What the task requires
How many lines in the listing below include the word "color"? Answer with the number and nothing else.
-------------------------
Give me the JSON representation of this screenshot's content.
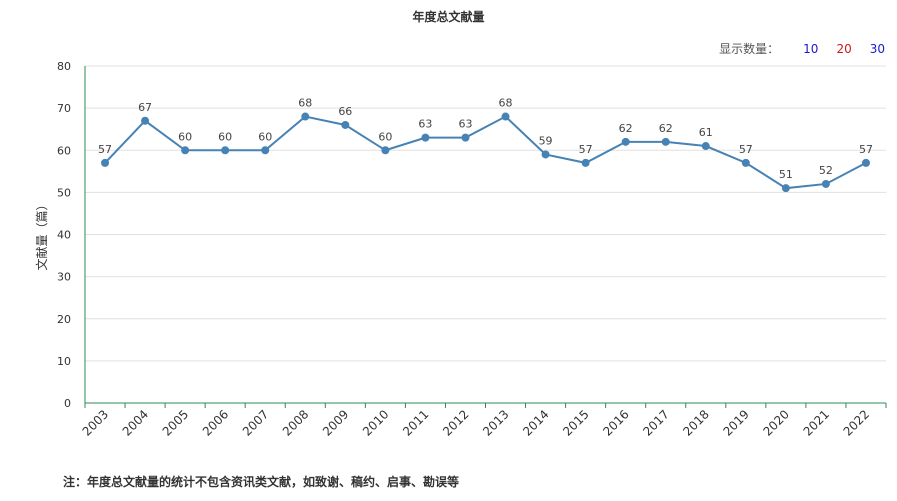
{
  "title": "年度总文献量",
  "display_count": {
    "label": "显示数量：",
    "options": [
      {
        "label": "10",
        "color": "#1a1acc"
      },
      {
        "label": "20",
        "color": "#cc1a1a"
      },
      {
        "label": "30",
        "color": "#1a1acc"
      }
    ]
  },
  "note": "注：年度总文献量的统计不包含资讯类文献，如致谢、稿约、启事、勘误等",
  "chart_data": {
    "type": "line",
    "title": "年度总文献量",
    "ylabel": "文献量（篇）",
    "xlabel": "",
    "ylim": [
      0,
      80
    ],
    "yticks": [
      0,
      10,
      20,
      30,
      40,
      50,
      60,
      70,
      80
    ],
    "grid": true,
    "categories": [
      "2003",
      "2004",
      "2005",
      "2006",
      "2007",
      "2008",
      "2009",
      "2010",
      "2011",
      "2012",
      "2013",
      "2014",
      "2015",
      "2016",
      "2017",
      "2018",
      "2019",
      "2020",
      "2021",
      "2022"
    ],
    "series": [
      {
        "values": [
          57,
          67,
          60,
          60,
          60,
          68,
          66,
          60,
          63,
          63,
          68,
          59,
          57,
          62,
          62,
          61,
          57,
          51,
          52,
          57
        ],
        "color": "#4682b4"
      }
    ]
  }
}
-------------------------
Output for this task
4